#### Data lines

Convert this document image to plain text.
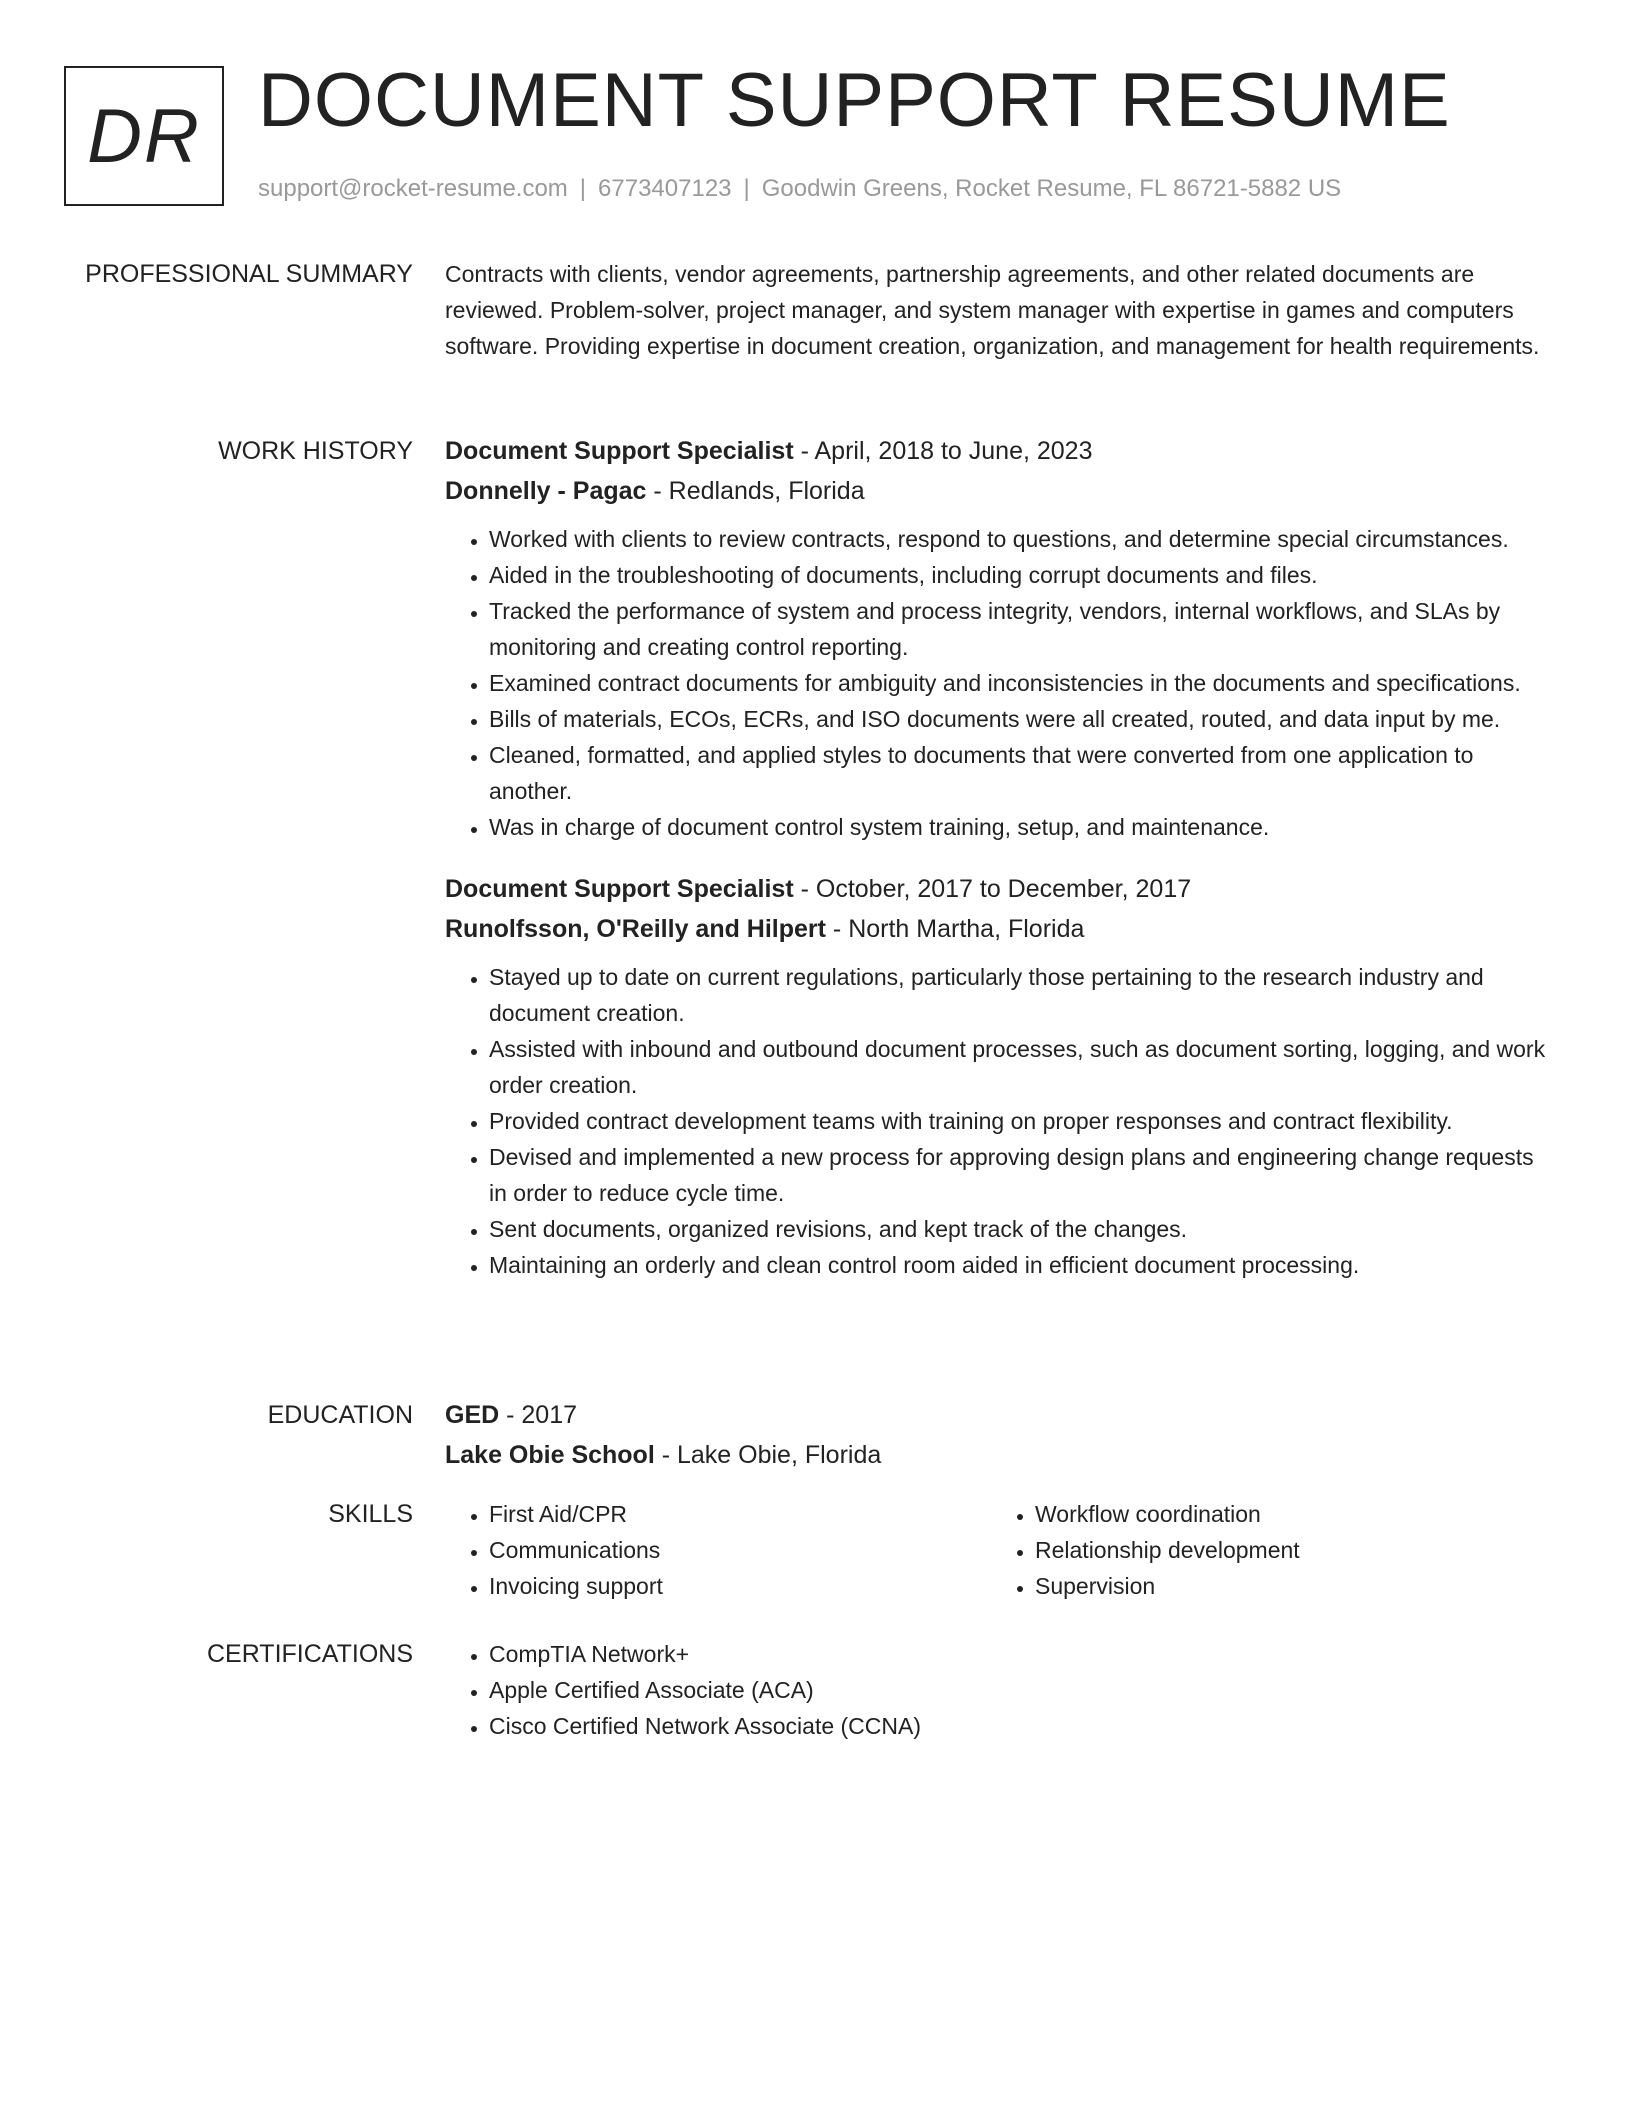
DR DOCUMENT SUPPORT RESUME
support@rocket-resume.com | 6773407123 | Goodwin Greens, Rocket Resume, FL 86721-5882 US
PROFESSIONAL SUMMARY Contracts with clients, vendor agreements, partnership agreements, and other related documents are reviewed. Problem-solver, project manager, and system manager with expertise in games and computers software. Providing expertise in document creation, organization, and management for health requirements.

WORK HISTORY Document Support Specialist - April, 2018 to June, 2023

Donnelly - Pagac - Redlands, Florida

• Worked with clients to review contracts, respond to questions, and determine special circumstances.
• Aided in the troubleshooting of documents, including corrupt documents and files.
• Tracked the performance of system and process integrity, vendors, internal workflows, and SLAs by monitoring and creating control reporting.
• Examined contract documents for ambiguity and inconsistencies in the documents and specifications.
• Bills of materials, ECOs, ECRs, and ISO documents were all created, routed, and data input by me.
• Cleaned, formatted, and applied styles to documents that were converted from one application to another.
• Was in charge of document control system training, setup, and maintenance.

Document Support Specialist - October, 2017 to December, 2017

Runolfsson, O'Reilly and Hilpert - North Martha, Florida

• Stayed up to date on current regulations, particularly those pertaining to the research industry and document creation.
• Assisted with inbound and outbound document processes, such as document sorting, logging, and work order creation.
• Provided contract development teams with training on proper responses and contract flexibility.
• Devised and implemented a new process for approving design plans and engineering change requests in order to reduce cycle time.
• Sent documents, organized revisions, and kept track of the changes.
• Maintaining an orderly and clean control room aided in efficient document processing.
EDUCATION GED - 2017

Lake Obie School - Lake Obie, Florida

SKILLS	• First Aid/CPR
• Communications
• Invoicing support
• Workflow coordination
• Relationship development
• Supervision
CERTIFICATIONS	• CompTIA Network+
• Apple Certified Associate (ACA)
• Cisco Certified Network Associate (CCNA)
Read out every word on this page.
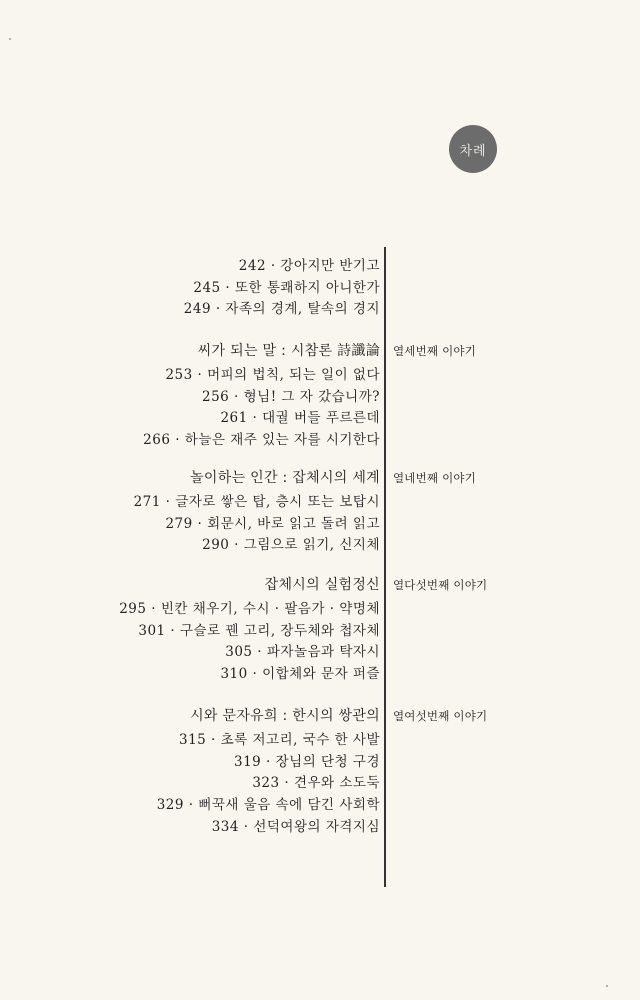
차례
242 · 강아지만 반기고
245 · 또한 통쾌하지 아니한가
249 · 자족의 경계, 탈속의 경지
씨가 되는 말 : 시참론 詩讖論 열세번째 이야기
253 · 머피의 법칙, 되는 일이 없다
256 · 형님! 그 자 갔습니까?
261 · 대궐 버들 푸르른데
266 · 하늘은 재주 있는 자를 시기한다
놀이하는 인간 : 잡체시의 세계 열네번째 이야기
271 · 글자로 쌓은 탑, 층시 또는 보탑시
279 · 회문시, 바로 읽고 돌려 읽고
290 · 그림으로 읽기, 신지체
잡체시의 실험정신 열다섯번째 이야기
295 · 빈칸 채우기, 수시 · 팔음가 · 약명체
301 · 구슬로 꿴 고리, 장두체와 첩자체
305 · 파자놀음과 탁자시
310 · 이합체와 문자 퍼즐
시와 문자유희 : 한시의 쌍관의 열여섯번째 이야기
315 · 초록 저고리, 국수 한 사발
319 · 장님의 단청 구경
323 · 견우와 소도둑
329 · 뻐꾹새 울음 속에 담긴 사회학
334 · 선덕여왕의 자격지심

#### Work to do
Identify the lines above with the word "잡체시의". Copy them.

#### Reply to the task
놀이하는 인간 : 잡체시의 세계 열네번째 이야기
잡체시의 실험정신 열다섯번째 이야기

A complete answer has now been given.